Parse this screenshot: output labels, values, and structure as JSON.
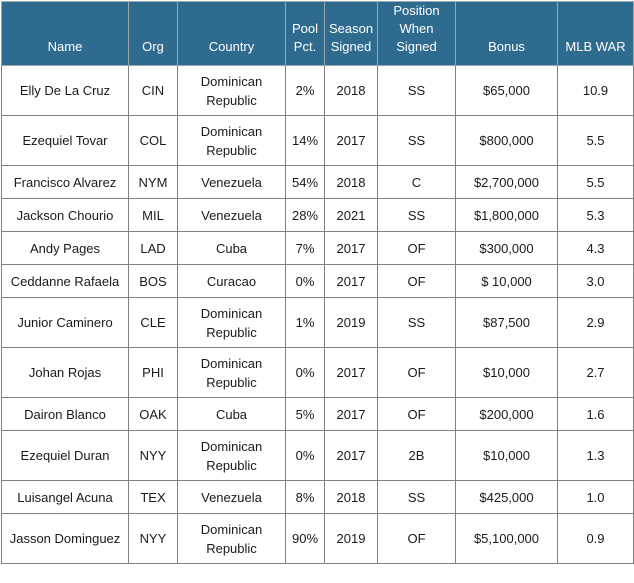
{
  "columns": [
    "Name",
    "Org",
    "Country",
    "Pool Pct.",
    "Season Signed",
    "Position When Signed",
    "Bonus",
    "MLB WAR"
  ],
  "header": {
    "name": "Name",
    "org": "Org",
    "country": "Country",
    "pool": "Pool Pct.",
    "season": "Season Signed",
    "position": "Position When Signed",
    "bonus": "Bonus",
    "war": "MLB WAR"
  },
  "rows": [
    {
      "name": "Elly De La Cruz",
      "org": "CIN",
      "country": "Dominican Republic",
      "pool": "2%",
      "season": "2018",
      "position": "SS",
      "bonus": "$65,000",
      "war": "10.9"
    },
    {
      "name": "Ezequiel Tovar",
      "org": "COL",
      "country": "Dominican Republic",
      "pool": "14%",
      "season": "2017",
      "position": "SS",
      "bonus": "$800,000",
      "war": "5.5"
    },
    {
      "name": "Francisco Alvarez",
      "org": "NYM",
      "country": "Venezuela",
      "pool": "54%",
      "season": "2018",
      "position": "C",
      "bonus": "$2,700,000",
      "war": "5.5"
    },
    {
      "name": "Jackson Chourio",
      "org": "MIL",
      "country": "Venezuela",
      "pool": "28%",
      "season": "2021",
      "position": "SS",
      "bonus": "$1,800,000",
      "war": "5.3"
    },
    {
      "name": "Andy Pages",
      "org": "LAD",
      "country": "Cuba",
      "pool": "7%",
      "season": "2017",
      "position": "OF",
      "bonus": "$300,000",
      "war": "4.3"
    },
    {
      "name": "Ceddanne Rafaela",
      "org": "BOS",
      "country": "Curacao",
      "pool": "0%",
      "season": "2017",
      "position": "OF",
      "bonus": "$ 10,000",
      "war": "3.0"
    },
    {
      "name": "Junior Caminero",
      "org": "CLE",
      "country": "Dominican Republic",
      "pool": "1%",
      "season": "2019",
      "position": "SS",
      "bonus": "$87,500",
      "war": "2.9"
    },
    {
      "name": "Johan Rojas",
      "org": "PHI",
      "country": "Dominican Republic",
      "pool": "0%",
      "season": "2017",
      "position": "OF",
      "bonus": "$10,000",
      "war": "2.7"
    },
    {
      "name": "Dairon Blanco",
      "org": "OAK",
      "country": "Cuba",
      "pool": "5%",
      "season": "2017",
      "position": "OF",
      "bonus": "$200,000",
      "war": "1.6"
    },
    {
      "name": "Ezequiel Duran",
      "org": "NYY",
      "country": "Dominican Republic",
      "pool": "0%",
      "season": "2017",
      "position": "2B",
      "bonus": "$10,000",
      "war": "1.3"
    },
    {
      "name": "Luisangel Acuna",
      "org": "TEX",
      "country": "Venezuela",
      "pool": "8%",
      "season": "2018",
      "position": "SS",
      "bonus": "$425,000",
      "war": "1.0"
    },
    {
      "name": "Jasson Dominguez",
      "org": "NYY",
      "country": "Dominican Republic",
      "pool": "90%",
      "season": "2019",
      "position": "OF",
      "bonus": "$5,100,000",
      "war": "0.9"
    }
  ],
  "row_heights": [
    2,
    2,
    1,
    1,
    1,
    1,
    2,
    2,
    1,
    2,
    1,
    2
  ],
  "colors": {
    "header_bg": "#2f6b8f",
    "header_text": "#ffffff",
    "border": "#7f7f7f"
  }
}
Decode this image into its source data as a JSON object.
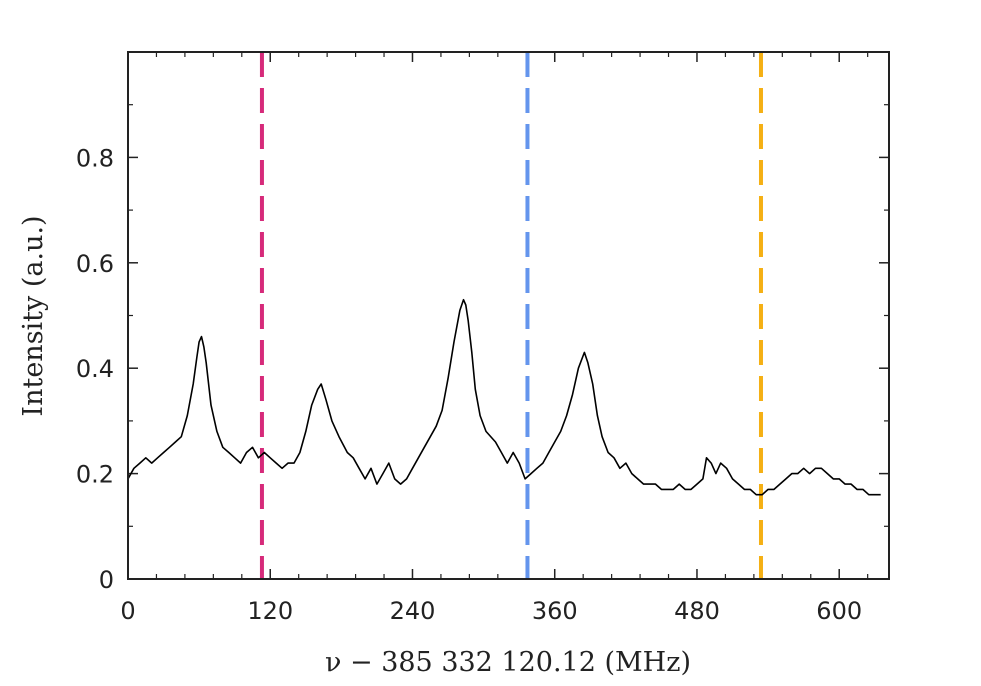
{
  "chart_data": {
    "type": "line",
    "title": "",
    "xlabel": "ν − 385 332 120.12 (MHz)",
    "ylabel": "Intensity (a.u.)",
    "xlim": [
      0,
      642
    ],
    "ylim": [
      0,
      1.0
    ],
    "xticks": [
      0,
      120,
      240,
      360,
      480,
      600
    ],
    "yticks": [
      0,
      0.2,
      0.4,
      0.6,
      0.8
    ],
    "xtick_labels": [
      "0",
      "120",
      "240",
      "360",
      "480",
      "600"
    ],
    "ytick_labels": [
      "0",
      "0.2",
      "0.4",
      "0.6",
      "0.8"
    ],
    "grid": false,
    "series": [
      {
        "color": "#000000",
        "x": [
          0,
          5,
          10,
          15,
          20,
          25,
          30,
          35,
          40,
          45,
          50,
          55,
          58,
          60,
          62,
          64,
          66,
          70,
          75,
          80,
          85,
          90,
          95,
          100,
          105,
          110,
          115,
          120,
          125,
          130,
          135,
          140,
          145,
          150,
          155,
          160,
          163,
          167,
          172,
          178,
          185,
          190,
          195,
          200,
          205,
          210,
          215,
          220,
          225,
          230,
          235,
          240,
          245,
          250,
          255,
          260,
          265,
          270,
          275,
          280,
          283,
          285,
          287,
          290,
          293,
          297,
          302,
          310,
          315,
          320,
          325,
          330,
          335,
          340,
          345,
          350,
          355,
          360,
          365,
          370,
          375,
          380,
          385,
          388,
          392,
          396,
          400,
          405,
          410,
          415,
          420,
          425,
          430,
          435,
          440,
          445,
          450,
          455,
          460,
          465,
          470,
          475,
          480,
          485,
          488,
          492,
          496,
          500,
          505,
          510,
          515,
          520,
          525,
          530,
          535,
          540,
          545,
          550,
          555,
          560,
          565,
          570,
          575,
          580,
          585,
          590,
          595,
          600,
          605,
          610,
          615,
          620,
          625,
          630,
          635
        ],
        "y": [
          0.19,
          0.21,
          0.22,
          0.23,
          0.22,
          0.23,
          0.24,
          0.25,
          0.26,
          0.27,
          0.31,
          0.37,
          0.42,
          0.45,
          0.46,
          0.44,
          0.41,
          0.33,
          0.28,
          0.25,
          0.24,
          0.23,
          0.22,
          0.24,
          0.25,
          0.23,
          0.24,
          0.23,
          0.22,
          0.21,
          0.22,
          0.22,
          0.24,
          0.28,
          0.33,
          0.36,
          0.37,
          0.34,
          0.3,
          0.27,
          0.24,
          0.23,
          0.21,
          0.19,
          0.21,
          0.18,
          0.2,
          0.22,
          0.19,
          0.18,
          0.19,
          0.21,
          0.23,
          0.25,
          0.27,
          0.29,
          0.32,
          0.38,
          0.45,
          0.51,
          0.53,
          0.52,
          0.49,
          0.43,
          0.36,
          0.31,
          0.28,
          0.26,
          0.24,
          0.22,
          0.24,
          0.22,
          0.19,
          0.2,
          0.21,
          0.22,
          0.24,
          0.26,
          0.28,
          0.31,
          0.35,
          0.4,
          0.43,
          0.41,
          0.37,
          0.31,
          0.27,
          0.24,
          0.23,
          0.21,
          0.22,
          0.2,
          0.19,
          0.18,
          0.18,
          0.18,
          0.17,
          0.17,
          0.17,
          0.18,
          0.17,
          0.17,
          0.18,
          0.19,
          0.23,
          0.22,
          0.2,
          0.22,
          0.21,
          0.19,
          0.18,
          0.17,
          0.17,
          0.16,
          0.16,
          0.17,
          0.17,
          0.18,
          0.19,
          0.2,
          0.2,
          0.21,
          0.2,
          0.21,
          0.21,
          0.2,
          0.19,
          0.19,
          0.18,
          0.18,
          0.17,
          0.17,
          0.16,
          0.16,
          0.16
        ]
      }
    ],
    "vlines": [
      {
        "x": 113,
        "color": "#d62a7a",
        "style": "dashed"
      },
      {
        "x": 337,
        "color": "#6495ed",
        "style": "dashed"
      },
      {
        "x": 534,
        "color": "#f5b014",
        "style": "dashed"
      }
    ]
  }
}
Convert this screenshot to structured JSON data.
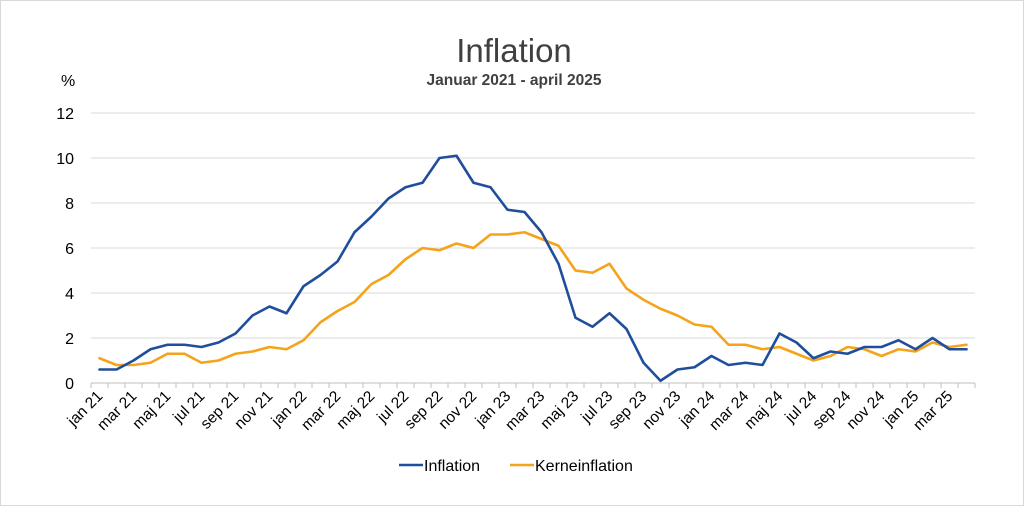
{
  "chart_data": {
    "type": "line",
    "title": "Inflation",
    "subtitle": "Januar 2021 - april 2025",
    "ylabel": "%",
    "ylim": [
      0,
      12
    ],
    "yticks": [
      0,
      2,
      4,
      6,
      8,
      10,
      12
    ],
    "grid": true,
    "legend_position": "bottom",
    "tick_labels": [
      "jan 21",
      "mar 21",
      "maj 21",
      "jul 21",
      "sep 21",
      "nov 21",
      "jan 22",
      "mar 22",
      "maj 22",
      "jul 22",
      "sep 22",
      "nov 22",
      "jan 23",
      "mar 23",
      "maj 23",
      "jul 23",
      "sep 23",
      "nov 23",
      "jan 24",
      "mar 24",
      "maj 24",
      "jul 24",
      "sep 24",
      "nov 24",
      "jan 25",
      "mar 25"
    ],
    "categories": [
      "jan 21",
      "feb 21",
      "mar 21",
      "apr 21",
      "maj 21",
      "jun 21",
      "jul 21",
      "aug 21",
      "sep 21",
      "okt 21",
      "nov 21",
      "dec 21",
      "jan 22",
      "feb 22",
      "mar 22",
      "apr 22",
      "maj 22",
      "jun 22",
      "jul 22",
      "aug 22",
      "sep 22",
      "okt 22",
      "nov 22",
      "dec 22",
      "jan 23",
      "feb 23",
      "mar 23",
      "apr 23",
      "maj 23",
      "jun 23",
      "jul 23",
      "aug 23",
      "sep 23",
      "okt 23",
      "nov 23",
      "dec 23",
      "jan 24",
      "feb 24",
      "mar 24",
      "apr 24",
      "maj 24",
      "jun 24",
      "jul 24",
      "aug 24",
      "sep 24",
      "okt 24",
      "nov 24",
      "dec 24",
      "jan 25",
      "feb 25",
      "mar 25",
      "apr 25"
    ],
    "series": [
      {
        "name": "Inflation",
        "color": "#1f4e9c",
        "values": [
          0.6,
          0.6,
          1.0,
          1.5,
          1.7,
          1.7,
          1.6,
          1.8,
          2.2,
          3.0,
          3.4,
          3.1,
          4.3,
          4.8,
          5.4,
          6.7,
          7.4,
          8.2,
          8.7,
          8.9,
          10.0,
          10.1,
          8.9,
          8.7,
          7.7,
          7.6,
          6.7,
          5.3,
          2.9,
          2.5,
          3.1,
          2.4,
          0.9,
          0.1,
          0.6,
          0.7,
          1.2,
          0.8,
          0.9,
          0.8,
          2.2,
          1.8,
          1.1,
          1.4,
          1.3,
          1.6,
          1.6,
          1.9,
          1.5,
          2.0,
          1.5,
          1.5
        ]
      },
      {
        "name": "Kerneinflation",
        "color": "#f5a31a",
        "values": [
          1.1,
          0.8,
          0.8,
          0.9,
          1.3,
          1.3,
          0.9,
          1.0,
          1.3,
          1.4,
          1.6,
          1.5,
          1.9,
          2.7,
          3.2,
          3.6,
          4.4,
          4.8,
          5.5,
          6.0,
          5.9,
          6.2,
          6.0,
          6.6,
          6.6,
          6.7,
          6.4,
          6.1,
          5.0,
          4.9,
          5.3,
          4.2,
          3.7,
          3.3,
          3.0,
          2.6,
          2.5,
          1.7,
          1.7,
          1.5,
          1.6,
          1.3,
          1.0,
          1.2,
          1.6,
          1.5,
          1.2,
          1.5,
          1.4,
          1.8,
          1.6,
          1.7
        ]
      }
    ]
  }
}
====
- TASK GOAL
State how many lines in the entries above include the word "this"; reply with the number alone.

- TASK OUTPUT
3